§ BRANO DA LEGGERE:
-- -- --
Lasciamoci conquistare e soprattutto ispirare dalle storie di chi ha sempre accolto l’arte come compagna irrinunciabile del proprio cammino, dedicandovisi con costanza e passione, e usandola come mezzo per esplorare la realtà, fuori e dentro di sé.

Iniziamo con lei, Anna Rumak, pittrice dal background internazionale, con un lungo percorso alle spalle. Fin dagli anni Settanta, ha coltivato intensamente la sua arte, nell’antica e fascinosa città di Corigliano d’Otranto. Impariamo a conoscerla con qualche domanda.

C’è stato un momento nella tua vita in cui hai effettivamente preso coscienza di avere un’inclinazione artistica?

«Sì, da sempre, da piccolissima. Sentivo che c’era qualcosa che mi prendeva, che mi dava energia. A scuola ero timida, non riuscivo a farmi capire, ma quando mi si avvicinava il materiale (in Belgio, dove ho frequentato le elementari, distribuivano carta, colori,…) lì era l’immensità per me, non ero più in classe. Annusare le matite, il foglio, il colore che fluiva sulla carta… era una cosa eccezionale, era un miracolo.»

Come e dove hai potuto studiare/apprendere la tecnica?

«Tutto da autodidatta. Ho avuto mia mamma, che mi ha seguito quando avevo 13-14 anni. È stata molto brava a capire il mio semino, il mio talento. Mi ha insegnato a usare la tempera su carta e da lì ho continuato a dipingere. Una volta sposata, nel ’76, Antonio, mio marito, mi ha procurato i colori a olio e lì è stata veramente una grande scoperta. E ho dovuto imparare da sola, che il giallo con il rosso diventava arancione, ad esempio. Mi sono quindi formata da sola, a livello tecnico.»

Quale tecnica ti ha permesso di esprimerti al meglio?

«Senz’altro il puntinismo. Non sapevo nemmeno che esistesse. Solo dopo, informandomi, ho scoperto che già esisteva: il puntinismo di Seurat e Signac, e dei grandi impressionisti francesi. A me la pennellata molto larga non diceva nulla, non mi aiutava a tirare fuori le emozioni che volevo esprimere. Così, anno dopo anno, è diventata sempre più corta, fino a quando le macchie sono diventate dei punti e questa è stata la meraviglia, il miracolo, mi sono ritrovata! Come se avessi capito che la mia anima ha tanti colori, tante forme e cambia giorno dopo giorno. Oggi sono in un modo, domani magari il sentimento è cambiato, posso cambiare. E spero in meglio. Tutti questi puntini fanno parte della vastità di sentimenti della mia anima.»
-- -- --
§ ELENCO DEI RECORD:

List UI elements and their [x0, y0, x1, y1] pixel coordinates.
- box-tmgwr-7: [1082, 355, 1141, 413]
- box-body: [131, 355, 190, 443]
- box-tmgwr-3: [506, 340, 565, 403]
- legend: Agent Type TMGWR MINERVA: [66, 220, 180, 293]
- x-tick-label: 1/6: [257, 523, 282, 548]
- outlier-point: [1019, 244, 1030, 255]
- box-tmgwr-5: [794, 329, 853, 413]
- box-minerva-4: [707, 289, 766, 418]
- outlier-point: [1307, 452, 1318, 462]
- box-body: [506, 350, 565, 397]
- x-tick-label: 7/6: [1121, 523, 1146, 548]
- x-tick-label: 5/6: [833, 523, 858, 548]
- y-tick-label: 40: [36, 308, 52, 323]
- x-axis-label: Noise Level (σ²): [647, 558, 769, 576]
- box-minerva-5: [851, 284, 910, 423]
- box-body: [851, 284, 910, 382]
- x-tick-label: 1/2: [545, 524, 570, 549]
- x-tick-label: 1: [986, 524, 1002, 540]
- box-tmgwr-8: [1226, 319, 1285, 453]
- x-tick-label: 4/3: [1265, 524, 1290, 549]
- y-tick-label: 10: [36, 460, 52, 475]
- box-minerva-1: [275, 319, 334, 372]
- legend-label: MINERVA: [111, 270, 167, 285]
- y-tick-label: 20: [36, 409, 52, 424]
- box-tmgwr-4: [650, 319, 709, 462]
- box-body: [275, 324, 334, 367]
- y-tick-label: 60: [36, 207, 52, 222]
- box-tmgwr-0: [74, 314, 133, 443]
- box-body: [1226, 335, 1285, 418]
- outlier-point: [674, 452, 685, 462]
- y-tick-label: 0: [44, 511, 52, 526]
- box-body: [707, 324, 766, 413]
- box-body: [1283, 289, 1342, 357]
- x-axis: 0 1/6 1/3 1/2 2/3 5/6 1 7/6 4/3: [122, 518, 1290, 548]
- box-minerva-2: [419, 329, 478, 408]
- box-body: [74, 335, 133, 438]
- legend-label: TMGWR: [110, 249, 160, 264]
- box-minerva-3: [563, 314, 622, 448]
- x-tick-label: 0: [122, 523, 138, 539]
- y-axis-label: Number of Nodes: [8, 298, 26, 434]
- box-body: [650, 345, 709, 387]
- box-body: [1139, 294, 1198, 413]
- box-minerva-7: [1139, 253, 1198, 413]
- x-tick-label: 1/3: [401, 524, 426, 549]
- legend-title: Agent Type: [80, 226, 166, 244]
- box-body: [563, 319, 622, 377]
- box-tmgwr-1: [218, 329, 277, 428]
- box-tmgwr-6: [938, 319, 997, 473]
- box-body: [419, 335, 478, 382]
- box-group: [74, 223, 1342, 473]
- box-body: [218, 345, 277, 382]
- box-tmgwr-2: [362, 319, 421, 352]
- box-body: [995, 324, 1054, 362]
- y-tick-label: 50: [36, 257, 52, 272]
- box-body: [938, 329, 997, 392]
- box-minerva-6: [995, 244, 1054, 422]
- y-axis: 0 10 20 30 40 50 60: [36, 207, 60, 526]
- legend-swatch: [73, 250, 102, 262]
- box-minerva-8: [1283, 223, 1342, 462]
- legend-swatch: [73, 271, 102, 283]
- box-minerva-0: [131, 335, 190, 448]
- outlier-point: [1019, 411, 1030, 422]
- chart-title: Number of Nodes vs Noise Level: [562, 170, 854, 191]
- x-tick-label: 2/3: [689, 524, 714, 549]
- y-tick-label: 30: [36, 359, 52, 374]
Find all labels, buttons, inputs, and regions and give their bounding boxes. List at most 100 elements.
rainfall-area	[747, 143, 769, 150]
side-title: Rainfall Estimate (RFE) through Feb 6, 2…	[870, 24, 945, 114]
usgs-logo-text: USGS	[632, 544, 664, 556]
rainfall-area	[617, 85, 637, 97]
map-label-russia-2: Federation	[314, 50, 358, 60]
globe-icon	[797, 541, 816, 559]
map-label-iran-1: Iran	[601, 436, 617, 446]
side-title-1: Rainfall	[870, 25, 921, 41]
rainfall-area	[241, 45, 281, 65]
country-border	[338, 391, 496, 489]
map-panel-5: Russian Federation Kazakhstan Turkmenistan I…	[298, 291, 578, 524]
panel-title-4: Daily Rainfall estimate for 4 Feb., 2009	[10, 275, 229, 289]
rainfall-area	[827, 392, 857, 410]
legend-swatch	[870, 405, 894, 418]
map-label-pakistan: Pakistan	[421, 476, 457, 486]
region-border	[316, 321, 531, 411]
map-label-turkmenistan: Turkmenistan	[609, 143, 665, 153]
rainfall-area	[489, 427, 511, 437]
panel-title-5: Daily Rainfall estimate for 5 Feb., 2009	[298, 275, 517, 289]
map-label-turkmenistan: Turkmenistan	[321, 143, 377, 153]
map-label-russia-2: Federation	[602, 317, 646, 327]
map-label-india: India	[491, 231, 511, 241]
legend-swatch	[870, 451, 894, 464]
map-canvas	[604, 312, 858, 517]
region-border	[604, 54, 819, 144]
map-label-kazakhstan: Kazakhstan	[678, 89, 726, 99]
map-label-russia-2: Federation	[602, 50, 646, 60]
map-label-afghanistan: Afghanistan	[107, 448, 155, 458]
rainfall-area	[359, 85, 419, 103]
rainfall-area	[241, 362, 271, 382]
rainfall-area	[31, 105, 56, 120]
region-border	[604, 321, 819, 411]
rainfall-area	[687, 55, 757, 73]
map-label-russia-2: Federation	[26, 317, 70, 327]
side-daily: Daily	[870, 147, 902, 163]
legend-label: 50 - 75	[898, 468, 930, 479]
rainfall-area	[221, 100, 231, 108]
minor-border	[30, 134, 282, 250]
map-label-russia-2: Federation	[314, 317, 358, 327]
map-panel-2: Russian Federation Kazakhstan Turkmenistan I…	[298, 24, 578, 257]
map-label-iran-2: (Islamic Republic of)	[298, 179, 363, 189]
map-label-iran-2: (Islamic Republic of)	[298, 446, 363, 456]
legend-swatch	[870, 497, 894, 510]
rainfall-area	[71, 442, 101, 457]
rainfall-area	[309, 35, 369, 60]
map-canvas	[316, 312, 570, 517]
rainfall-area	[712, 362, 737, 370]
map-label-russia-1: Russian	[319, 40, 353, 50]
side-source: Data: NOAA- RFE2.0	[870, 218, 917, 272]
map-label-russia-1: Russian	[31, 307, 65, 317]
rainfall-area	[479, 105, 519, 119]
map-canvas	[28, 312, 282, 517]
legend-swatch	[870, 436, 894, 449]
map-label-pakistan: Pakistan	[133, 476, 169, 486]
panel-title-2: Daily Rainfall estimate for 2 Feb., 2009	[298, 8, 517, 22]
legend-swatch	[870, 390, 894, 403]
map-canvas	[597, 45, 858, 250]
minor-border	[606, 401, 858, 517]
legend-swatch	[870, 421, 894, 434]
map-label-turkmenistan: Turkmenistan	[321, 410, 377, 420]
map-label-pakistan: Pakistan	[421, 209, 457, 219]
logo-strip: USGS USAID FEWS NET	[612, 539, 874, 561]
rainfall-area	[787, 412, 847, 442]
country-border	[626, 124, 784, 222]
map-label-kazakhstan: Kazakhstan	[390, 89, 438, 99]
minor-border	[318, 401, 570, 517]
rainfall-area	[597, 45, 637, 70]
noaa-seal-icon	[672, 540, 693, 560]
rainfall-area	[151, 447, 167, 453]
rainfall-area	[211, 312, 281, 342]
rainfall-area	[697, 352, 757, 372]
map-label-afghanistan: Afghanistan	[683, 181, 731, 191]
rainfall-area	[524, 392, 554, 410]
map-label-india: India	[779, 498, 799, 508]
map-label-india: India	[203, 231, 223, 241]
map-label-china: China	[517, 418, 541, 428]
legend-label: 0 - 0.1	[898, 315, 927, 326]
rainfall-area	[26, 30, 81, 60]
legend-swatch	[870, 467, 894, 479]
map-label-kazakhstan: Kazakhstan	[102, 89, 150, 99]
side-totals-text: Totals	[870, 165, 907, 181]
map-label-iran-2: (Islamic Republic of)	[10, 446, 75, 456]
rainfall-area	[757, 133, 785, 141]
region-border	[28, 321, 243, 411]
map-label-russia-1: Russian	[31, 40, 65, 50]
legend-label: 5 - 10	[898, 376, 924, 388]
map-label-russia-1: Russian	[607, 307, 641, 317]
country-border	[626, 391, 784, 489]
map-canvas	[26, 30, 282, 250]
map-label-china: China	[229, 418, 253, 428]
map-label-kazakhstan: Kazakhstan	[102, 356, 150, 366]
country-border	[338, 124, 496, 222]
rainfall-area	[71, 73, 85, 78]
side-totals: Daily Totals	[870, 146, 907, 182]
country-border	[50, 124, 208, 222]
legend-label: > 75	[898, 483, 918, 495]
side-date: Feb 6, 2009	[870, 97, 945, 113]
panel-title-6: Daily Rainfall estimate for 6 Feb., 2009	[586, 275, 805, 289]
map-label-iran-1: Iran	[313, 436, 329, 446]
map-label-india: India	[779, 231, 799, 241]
-- -- --
§ ELENCO DELLE ATTIVITÀ:
• 1. Rispondi a queste domande basandoti sul brano:
(a) In quale paese Anna Rumak ha frequentato le scuole elementari?
(b) Chi le ha insegnato a usare la tempera su carta?
(c) Di quali due pittori cita il puntinismo, scoperto solo in seguito?
• 2. Elenca tutte le persone che il brano indica con un nome proprio.

§ SOLUZIONI DEGLI ESERCIZI:
• 1.
(a) In Belgio.
(b) Sua mamma.
(c) Seurat e Signac.

• 2. Anna Rumak, Antonio, Seurat, Signac.